------ Records supplied ------

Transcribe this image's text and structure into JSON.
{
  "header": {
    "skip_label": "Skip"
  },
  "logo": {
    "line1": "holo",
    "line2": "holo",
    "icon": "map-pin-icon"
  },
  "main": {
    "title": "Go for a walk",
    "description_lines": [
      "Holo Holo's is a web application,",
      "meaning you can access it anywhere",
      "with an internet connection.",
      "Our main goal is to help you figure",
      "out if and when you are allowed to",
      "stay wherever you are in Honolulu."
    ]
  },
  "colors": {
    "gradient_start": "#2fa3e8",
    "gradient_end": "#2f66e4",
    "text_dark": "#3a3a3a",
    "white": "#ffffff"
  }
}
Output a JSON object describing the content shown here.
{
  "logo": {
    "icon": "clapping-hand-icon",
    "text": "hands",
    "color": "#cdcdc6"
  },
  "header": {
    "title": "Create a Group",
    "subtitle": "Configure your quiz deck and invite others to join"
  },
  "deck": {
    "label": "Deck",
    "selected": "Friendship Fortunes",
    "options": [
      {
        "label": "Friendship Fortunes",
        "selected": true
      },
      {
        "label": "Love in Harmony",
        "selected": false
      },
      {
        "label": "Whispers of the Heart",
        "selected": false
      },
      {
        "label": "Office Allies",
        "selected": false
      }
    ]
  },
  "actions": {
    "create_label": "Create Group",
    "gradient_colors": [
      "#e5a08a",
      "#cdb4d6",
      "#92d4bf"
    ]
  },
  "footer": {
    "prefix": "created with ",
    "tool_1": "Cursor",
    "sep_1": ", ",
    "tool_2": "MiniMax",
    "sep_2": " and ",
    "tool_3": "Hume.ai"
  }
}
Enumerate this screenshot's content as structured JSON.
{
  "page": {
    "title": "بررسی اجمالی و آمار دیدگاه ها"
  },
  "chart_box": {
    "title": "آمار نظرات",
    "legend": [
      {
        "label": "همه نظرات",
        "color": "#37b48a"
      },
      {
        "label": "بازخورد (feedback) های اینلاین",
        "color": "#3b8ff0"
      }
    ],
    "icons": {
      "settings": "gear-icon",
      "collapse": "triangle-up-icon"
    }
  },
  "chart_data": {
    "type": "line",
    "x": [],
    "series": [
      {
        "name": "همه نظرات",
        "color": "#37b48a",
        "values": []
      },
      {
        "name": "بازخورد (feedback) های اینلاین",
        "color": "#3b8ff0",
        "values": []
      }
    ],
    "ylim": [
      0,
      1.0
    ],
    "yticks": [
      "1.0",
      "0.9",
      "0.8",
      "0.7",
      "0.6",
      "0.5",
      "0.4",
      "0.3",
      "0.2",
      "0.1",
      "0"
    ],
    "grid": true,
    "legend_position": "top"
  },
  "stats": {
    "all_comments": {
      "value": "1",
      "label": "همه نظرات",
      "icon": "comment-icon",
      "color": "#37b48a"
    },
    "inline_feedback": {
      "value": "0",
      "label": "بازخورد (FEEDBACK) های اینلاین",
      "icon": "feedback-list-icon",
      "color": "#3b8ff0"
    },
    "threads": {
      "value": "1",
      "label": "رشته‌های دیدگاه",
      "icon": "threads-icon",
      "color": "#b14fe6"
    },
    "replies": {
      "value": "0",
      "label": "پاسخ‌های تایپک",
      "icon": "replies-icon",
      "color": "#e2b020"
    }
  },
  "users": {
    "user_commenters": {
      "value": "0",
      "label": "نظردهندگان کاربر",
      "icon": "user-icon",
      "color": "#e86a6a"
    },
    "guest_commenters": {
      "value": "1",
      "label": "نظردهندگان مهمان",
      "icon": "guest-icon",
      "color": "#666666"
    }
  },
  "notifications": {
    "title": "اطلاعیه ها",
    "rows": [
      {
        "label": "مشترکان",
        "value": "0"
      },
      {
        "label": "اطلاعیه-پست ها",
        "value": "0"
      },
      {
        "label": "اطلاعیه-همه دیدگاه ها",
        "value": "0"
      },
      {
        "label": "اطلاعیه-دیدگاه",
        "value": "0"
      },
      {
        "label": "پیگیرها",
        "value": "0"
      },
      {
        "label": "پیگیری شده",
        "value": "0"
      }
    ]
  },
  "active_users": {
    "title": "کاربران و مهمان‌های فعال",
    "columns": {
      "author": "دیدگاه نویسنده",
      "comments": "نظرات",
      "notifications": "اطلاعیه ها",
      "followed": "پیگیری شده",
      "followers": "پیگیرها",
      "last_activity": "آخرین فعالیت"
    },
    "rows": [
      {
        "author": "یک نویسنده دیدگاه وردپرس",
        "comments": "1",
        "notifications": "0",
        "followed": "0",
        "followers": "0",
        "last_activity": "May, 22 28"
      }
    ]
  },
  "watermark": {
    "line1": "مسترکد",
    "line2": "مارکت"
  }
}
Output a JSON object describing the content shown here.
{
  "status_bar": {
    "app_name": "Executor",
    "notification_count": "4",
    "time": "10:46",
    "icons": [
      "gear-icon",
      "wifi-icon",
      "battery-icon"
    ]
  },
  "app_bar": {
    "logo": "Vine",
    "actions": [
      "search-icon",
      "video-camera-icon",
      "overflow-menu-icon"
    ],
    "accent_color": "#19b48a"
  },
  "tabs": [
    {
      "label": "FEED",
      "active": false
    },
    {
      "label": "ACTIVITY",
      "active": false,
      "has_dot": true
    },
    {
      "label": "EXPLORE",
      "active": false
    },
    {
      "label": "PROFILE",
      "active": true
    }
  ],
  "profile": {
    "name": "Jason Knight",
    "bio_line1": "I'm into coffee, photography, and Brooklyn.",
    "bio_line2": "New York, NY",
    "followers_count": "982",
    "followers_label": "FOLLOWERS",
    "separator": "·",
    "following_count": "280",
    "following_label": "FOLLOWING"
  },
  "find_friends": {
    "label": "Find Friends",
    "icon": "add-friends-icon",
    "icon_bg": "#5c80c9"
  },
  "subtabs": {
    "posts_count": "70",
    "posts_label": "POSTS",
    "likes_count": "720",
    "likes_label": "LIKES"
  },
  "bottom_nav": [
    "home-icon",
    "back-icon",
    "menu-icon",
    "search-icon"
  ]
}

------

*Task description*:
List each line holding the string "اطلاعیه".

*Expected output*:
    "title": "اطلاعیه ها",
        "label": "اطلاعیه-پست ها",
        "label": "اطلاعیه-همه دیدگاه ها",
        "label": "اطلاعیه-دیدگاه",
      "notifications": "اطلاعیه ها",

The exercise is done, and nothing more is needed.